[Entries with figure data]

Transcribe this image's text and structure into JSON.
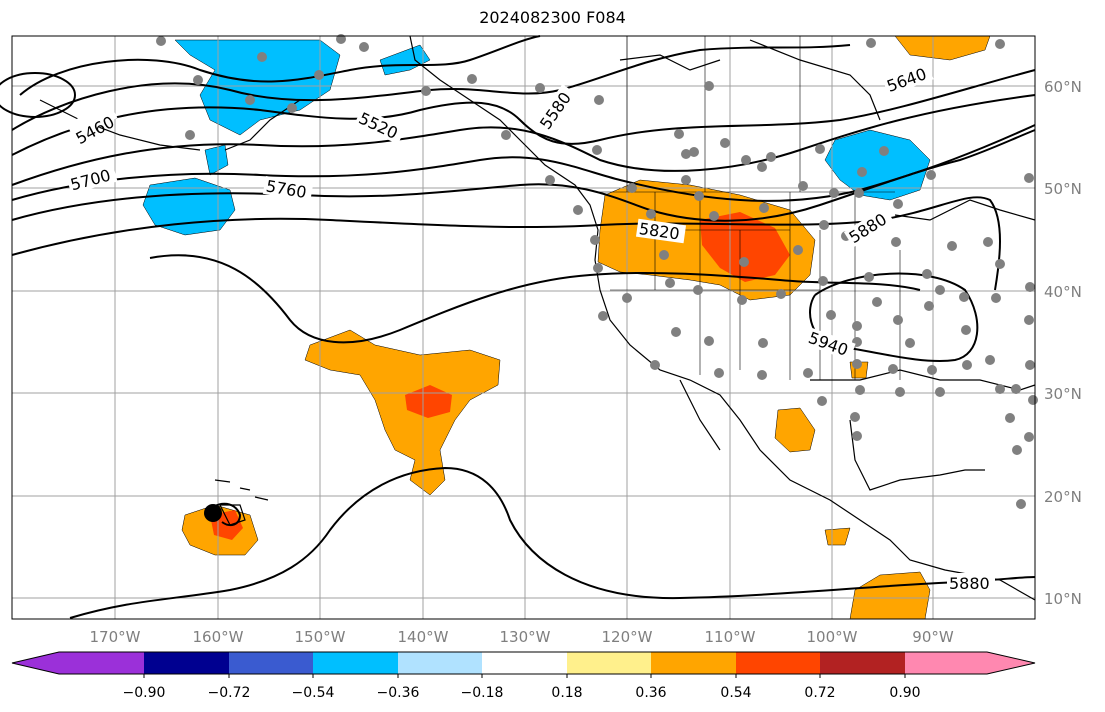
{
  "title": "2024082300 F084",
  "map": {
    "lon_labels": [
      "170°W",
      "160°W",
      "150°W",
      "140°W",
      "130°W",
      "120°W",
      "110°W",
      "100°W",
      "90°W"
    ],
    "lat_labels": [
      "60°N",
      "50°N",
      "40°N",
      "30°N",
      "20°N",
      "10°N"
    ],
    "contour_labels": [
      "5460",
      "5520",
      "5580",
      "5640",
      "5700",
      "5760",
      "5820",
      "5880",
      "5940",
      "5880"
    ]
  },
  "colorbar": {
    "ticks": [
      "−0.90",
      "−0.72",
      "−0.54",
      "−0.36",
      "−0.18",
      "0.18",
      "0.36",
      "0.54",
      "0.72",
      "0.90"
    ],
    "colors": [
      "#9b30d9",
      "#000090",
      "#3a5bd0",
      "#00bfff",
      "#b0e2ff",
      "#ffffff",
      "#fff08c",
      "#ffa500",
      "#ff4500",
      "#b22222",
      "#ff88b0"
    ]
  }
}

Written request: Leave out the pictures and print every line of the data exactly.

Task response:
Transcribe this image's text and structure into JSON.
{
  "title": "2024082300 F084",
  "map": {
    "lon_labels": [
      "170°W",
      "160°W",
      "150°W",
      "140°W",
      "130°W",
      "120°W",
      "110°W",
      "100°W",
      "90°W"
    ],
    "lat_labels": [
      "60°N",
      "50°N",
      "40°N",
      "30°N",
      "20°N",
      "10°N"
    ],
    "contour_labels": [
      "5460",
      "5520",
      "5580",
      "5640",
      "5700",
      "5760",
      "5820",
      "5880",
      "5940",
      "5880"
    ]
  },
  "colorbar": {
    "ticks": [
      "−0.90",
      "−0.72",
      "−0.54",
      "−0.36",
      "−0.18",
      "0.18",
      "0.36",
      "0.54",
      "0.72",
      "0.90"
    ],
    "colors": [
      "#9b30d9",
      "#000090",
      "#3a5bd0",
      "#00bfff",
      "#b0e2ff",
      "#ffffff",
      "#fff08c",
      "#ffa500",
      "#ff4500",
      "#b22222",
      "#ff88b0"
    ]
  }
}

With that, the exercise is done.